-- Begin Records --

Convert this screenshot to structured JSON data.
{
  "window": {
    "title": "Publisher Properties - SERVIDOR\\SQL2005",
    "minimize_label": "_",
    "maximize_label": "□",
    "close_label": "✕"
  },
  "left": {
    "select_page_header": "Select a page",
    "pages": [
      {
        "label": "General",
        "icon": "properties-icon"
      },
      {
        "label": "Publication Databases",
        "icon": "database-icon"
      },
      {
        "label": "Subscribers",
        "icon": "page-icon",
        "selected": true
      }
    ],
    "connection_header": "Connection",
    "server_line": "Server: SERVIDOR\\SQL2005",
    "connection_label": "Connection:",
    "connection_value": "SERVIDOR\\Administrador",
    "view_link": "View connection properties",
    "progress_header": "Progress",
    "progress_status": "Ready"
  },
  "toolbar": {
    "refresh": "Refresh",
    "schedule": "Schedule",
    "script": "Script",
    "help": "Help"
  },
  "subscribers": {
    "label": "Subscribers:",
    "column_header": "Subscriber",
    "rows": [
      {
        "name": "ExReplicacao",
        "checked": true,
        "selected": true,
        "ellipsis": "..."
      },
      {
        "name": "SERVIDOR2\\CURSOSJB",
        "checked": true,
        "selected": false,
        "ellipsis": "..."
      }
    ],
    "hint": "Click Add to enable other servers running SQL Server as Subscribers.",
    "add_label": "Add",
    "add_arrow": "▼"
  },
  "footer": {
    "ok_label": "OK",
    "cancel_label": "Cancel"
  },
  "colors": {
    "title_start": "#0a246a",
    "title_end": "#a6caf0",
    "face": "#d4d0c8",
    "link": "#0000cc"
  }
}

-- End Records --

• Stated problem:
Transcribe each record exactly. Leave nothing out.

• In response:
Convert this screenshot to structured JSON data.
{
  "window": {
    "title": "Publisher Properties - SERVIDOR\\SQL2005",
    "minimize_label": "_",
    "maximize_label": "□",
    "close_label": "✕"
  },
  "left": {
    "select_page_header": "Select a page",
    "pages": [
      {
        "label": "General",
        "icon": "properties-icon"
      },
      {
        "label": "Publication Databases",
        "icon": "database-icon"
      },
      {
        "label": "Subscribers",
        "icon": "page-icon",
        "selected": true
      }
    ],
    "connection_header": "Connection",
    "server_line": "Server: SERVIDOR\\SQL2005",
    "connection_label": "Connection:",
    "connection_value": "SERVIDOR\\Administrador",
    "view_link": "View connection properties",
    "progress_header": "Progress",
    "progress_status": "Ready"
  },
  "toolbar": {
    "refresh": "Refresh",
    "schedule": "Schedule",
    "script": "Script",
    "help": "Help"
  },
  "subscribers": {
    "label": "Subscribers:",
    "column_header": "Subscriber",
    "rows": [
      {
        "name": "ExReplicacao",
        "checked": true,
        "selected": true,
        "ellipsis": "..."
      },
      {
        "name": "SERVIDOR2\\CURSOSJB",
        "checked": true,
        "selected": false,
        "ellipsis": "..."
      }
    ],
    "hint": "Click Add to enable other servers running SQL Server as Subscribers.",
    "add_label": "Add",
    "add_arrow": "▼"
  },
  "footer": {
    "ok_label": "OK",
    "cancel_label": "Cancel"
  },
  "colors": {
    "title_start": "#0a246a",
    "title_end": "#a6caf0",
    "face": "#d4d0c8",
    "link": "#0000cc"
  }
}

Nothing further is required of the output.